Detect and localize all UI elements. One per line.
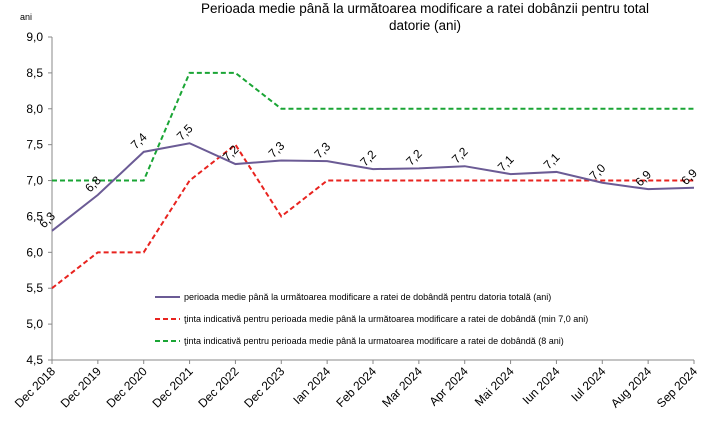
data-label: 6,9: [632, 167, 654, 189]
x-tick-label: Iul 2024: [568, 364, 608, 404]
y-tick-label: 8,0: [26, 102, 43, 116]
y-tick-label: 5,5: [26, 281, 43, 295]
x-tick-label: Ian 2024: [290, 364, 333, 407]
legend-label: perioada medie până la următoarea modifi…: [184, 292, 551, 302]
x-tick-label: Feb 2024: [333, 364, 379, 410]
x-tick-label: Dec 2022: [195, 364, 241, 410]
series-line: [52, 71, 694, 182]
x-tick-label: Dec 2023: [241, 364, 287, 410]
x-tick-label: Mar 2024: [379, 364, 425, 410]
x-tick-label: Dec 2020: [104, 364, 150, 410]
x-tick-label: Dec 2021: [149, 364, 195, 410]
x-tick-label: Dec 2018: [12, 364, 58, 410]
legend-label: ţinta indicativă pentru perioada medie p…: [184, 314, 588, 324]
y-tick-label: 5,0: [26, 317, 43, 331]
x-tick-label: Sep 2024: [654, 364, 700, 410]
data-label: 7,5: [174, 121, 196, 143]
y-unit: ani: [20, 12, 32, 22]
legend-label: ţinta indicativă pentru perioada medie p…: [184, 336, 564, 346]
y-tick-label: 6,0: [26, 245, 43, 259]
data-label: 6,9: [678, 166, 700, 188]
data-label: 7,3: [311, 139, 333, 161]
series-line: [51, 143, 694, 290]
y-tick-label: 9,0: [26, 30, 43, 44]
data-label: 7,1: [495, 152, 517, 174]
x-tick-label: Iun 2024: [520, 364, 563, 407]
series-line: [51, 142, 695, 232]
x-tick-label: Mai 2024: [472, 364, 517, 409]
y-tick-label: 7,0: [26, 174, 43, 188]
data-label: 7,1: [541, 150, 563, 172]
y-tick-label: 6,5: [26, 209, 43, 223]
data-label: 7,2: [403, 146, 425, 168]
data-label: 7,3: [266, 139, 288, 161]
data-label: 7,4: [128, 130, 150, 152]
x-tick-label: Apr 2024: [426, 364, 471, 409]
y-tick-label: 8,5: [26, 66, 43, 80]
x-tick-label: Dec 2019: [58, 364, 104, 410]
data-label: 7,2: [449, 144, 471, 166]
y-tick-label: 7,5: [26, 138, 43, 152]
chart-title: Perioada medie până la următoarea modifi…: [201, 1, 649, 16]
y-tick-label: 4,5: [26, 353, 43, 367]
x-tick-label: Aug 2024: [608, 364, 654, 410]
chart-title: datorie (ani): [389, 18, 461, 33]
data-label: 7,2: [220, 142, 242, 164]
data-label: 7,2: [357, 147, 379, 169]
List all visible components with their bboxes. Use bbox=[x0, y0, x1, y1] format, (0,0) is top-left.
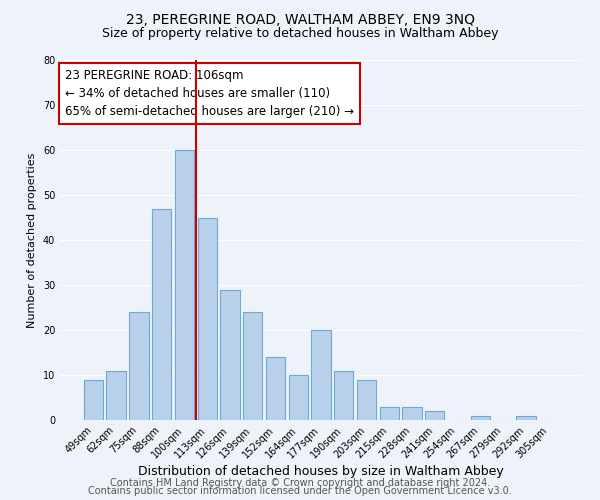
Bar bbox=[197, 218, 217, 420]
Bar bbox=[106, 370, 126, 420]
Bar bbox=[84, 380, 103, 420]
Bar bbox=[425, 411, 445, 420]
Bar bbox=[311, 330, 331, 420]
Text: 23, PEREGRINE ROAD, WALTHAM ABBEY, EN9 3NQ: 23, PEREGRINE ROAD, WALTHAM ABBEY, EN9 3… bbox=[125, 12, 475, 26]
X-axis label: Distribution of detached houses by size in Waltham Abbey: Distribution of detached houses by size … bbox=[138, 466, 504, 478]
Text: Size of property relative to detached houses in Waltham Abbey: Size of property relative to detached ho… bbox=[102, 28, 498, 40]
Text: 23 PEREGRINE ROAD: 106sqm
← 34% of detached houses are smaller (110)
65% of semi: 23 PEREGRINE ROAD: 106sqm ← 34% of detac… bbox=[65, 69, 354, 118]
Text: Contains public sector information licensed under the Open Government Licence v3: Contains public sector information licen… bbox=[88, 486, 512, 496]
Bar bbox=[152, 208, 172, 420]
Bar bbox=[289, 375, 308, 420]
Bar bbox=[403, 406, 422, 420]
Bar bbox=[380, 406, 399, 420]
Bar bbox=[470, 416, 490, 420]
Bar bbox=[175, 150, 194, 420]
Bar bbox=[357, 380, 376, 420]
Bar bbox=[243, 312, 262, 420]
Text: Contains HM Land Registry data © Crown copyright and database right 2024.: Contains HM Land Registry data © Crown c… bbox=[110, 478, 490, 488]
Bar bbox=[220, 290, 239, 420]
Bar bbox=[129, 312, 149, 420]
Bar bbox=[266, 357, 285, 420]
Bar bbox=[334, 370, 353, 420]
Y-axis label: Number of detached properties: Number of detached properties bbox=[27, 152, 37, 328]
Bar bbox=[516, 416, 536, 420]
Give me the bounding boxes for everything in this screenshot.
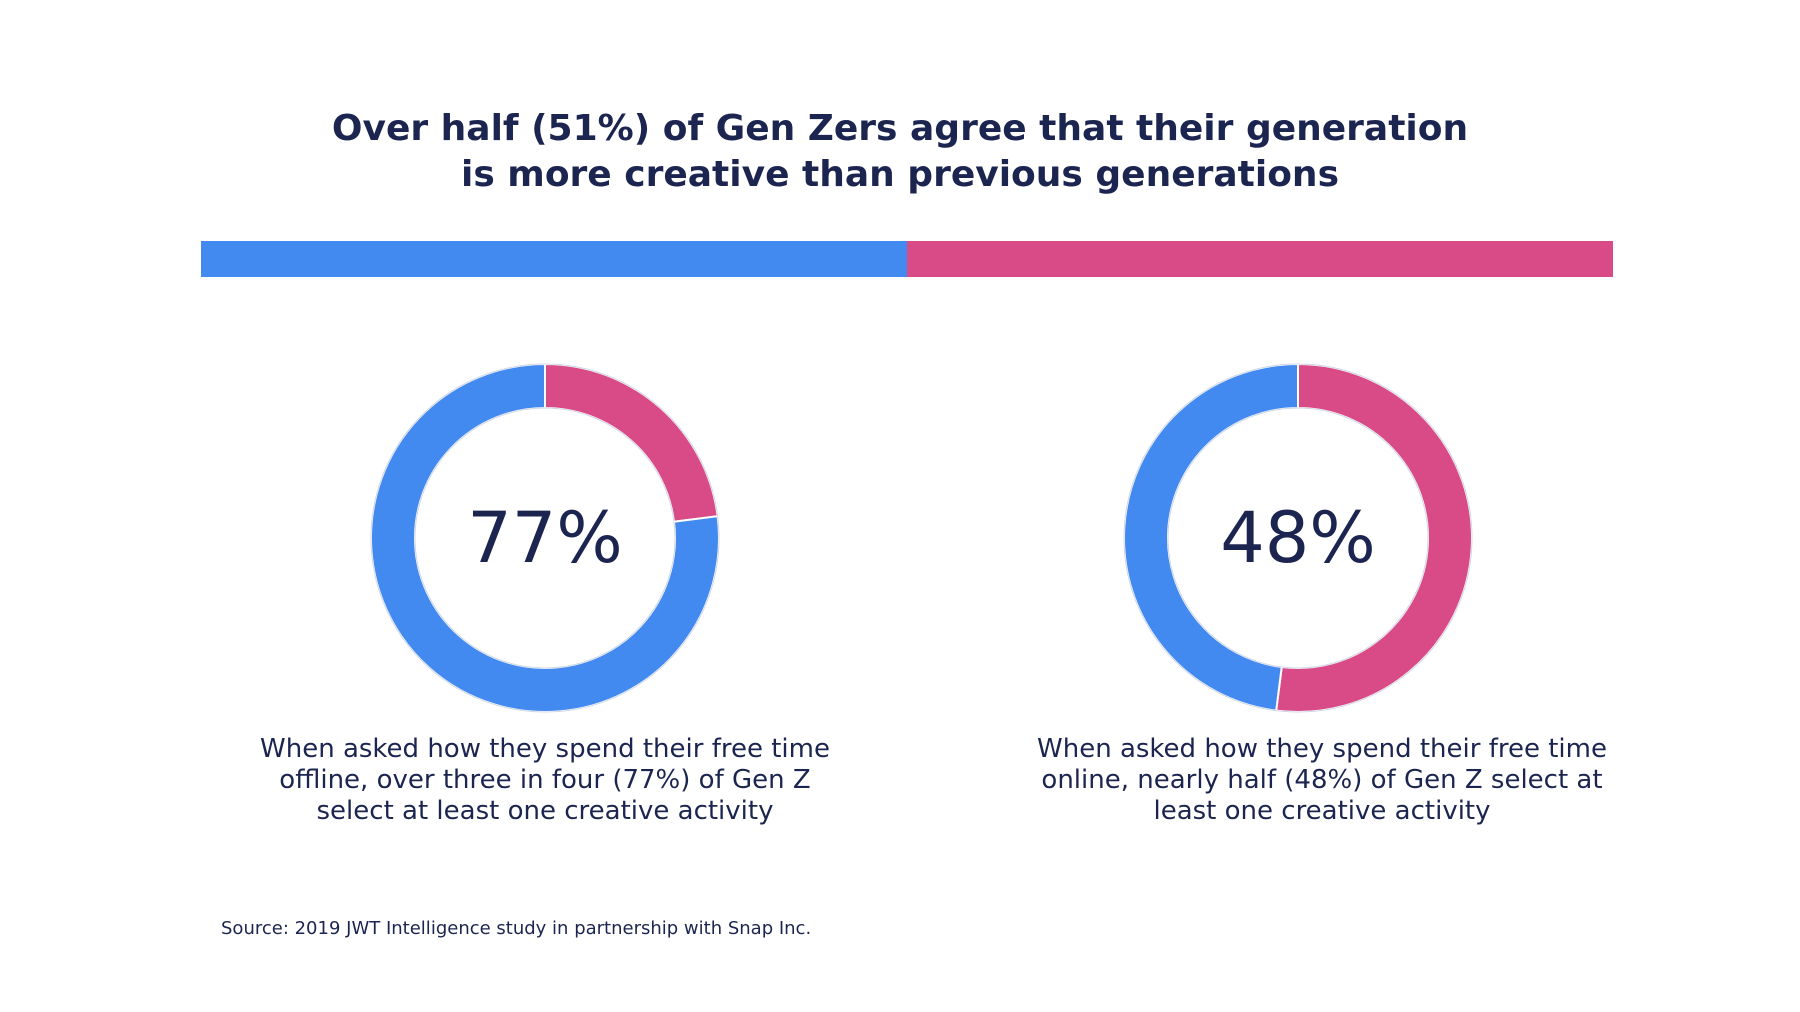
- donut-online-slices: [1123, 362, 1473, 713]
- caption-online-line-2: online, nearly half (48%) of Gen Z selec…: [1041, 765, 1603, 795]
- donut-online-ring-outline-1: [1123, 363, 1473, 713]
- caption-online-line-3: least one creative activity: [1153, 796, 1491, 826]
- donut-online-ring-outline-2: [1167, 407, 1429, 669]
- split-bar-segment-2: [907, 241, 1613, 277]
- split-bar: [201, 241, 1613, 277]
- donut-online-center-label: 48%: [1220, 497, 1376, 579]
- donut-offline-ring-outline-1: [370, 363, 720, 713]
- headline-line-1: Over half (51%) of Gen Zers agree that t…: [331, 108, 1469, 149]
- caption-online-line-1: When asked how they spend their free tim…: [1037, 734, 1607, 764]
- caption-offline: When asked how they spend their free tim…: [225, 734, 865, 827]
- split-bar-segment-1: [201, 241, 907, 277]
- caption-offline-line-3: select at least one creative activity: [316, 796, 774, 826]
- caption-offline-line-1: When asked how they spend their free tim…: [260, 734, 830, 764]
- donut-online-svg: 48%: [1123, 362, 1473, 713]
- caption-online: When asked how they spend their free tim…: [1002, 734, 1642, 827]
- source-note: Source: 2019 JWT Intelligence study in p…: [221, 918, 812, 939]
- headline-line-2: is more creative than previous generatio…: [461, 154, 1339, 195]
- donut-chart-online: 48%: [1122, 362, 1474, 714]
- headline: Over half (51%) of Gen Zers agree that t…: [300, 106, 1500, 198]
- caption-offline-line-2: offline, over three in four (77%) of Gen…: [279, 765, 811, 795]
- donut-offline-center-label: 77%: [467, 497, 623, 579]
- donut-offline-svg: 77%: [370, 362, 720, 713]
- donut-chart-offline: 77%: [369, 362, 721, 714]
- donut-offline-slices: [370, 362, 720, 713]
- donut-offline-ring-outline-2: [414, 407, 676, 669]
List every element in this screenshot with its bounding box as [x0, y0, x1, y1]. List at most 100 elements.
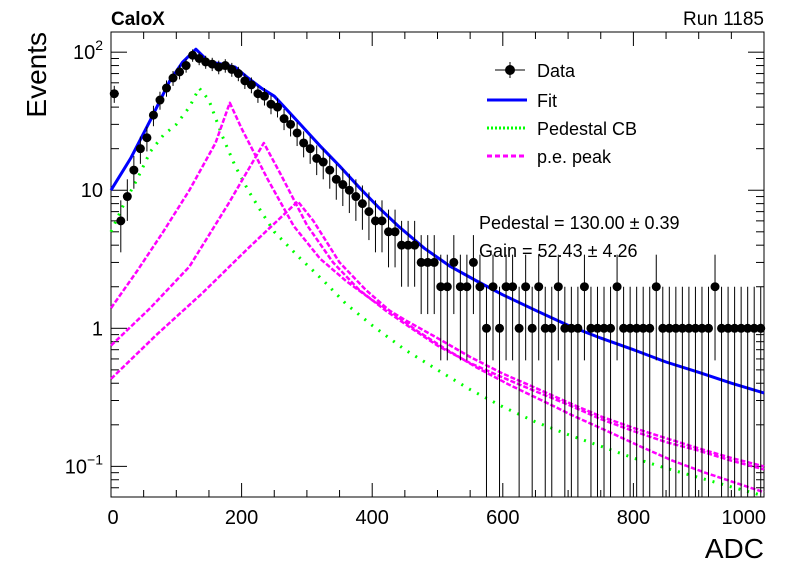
=-=-=-=-=
In the entries above, how many lines contain the string "houses"? Reply with the number alone.

3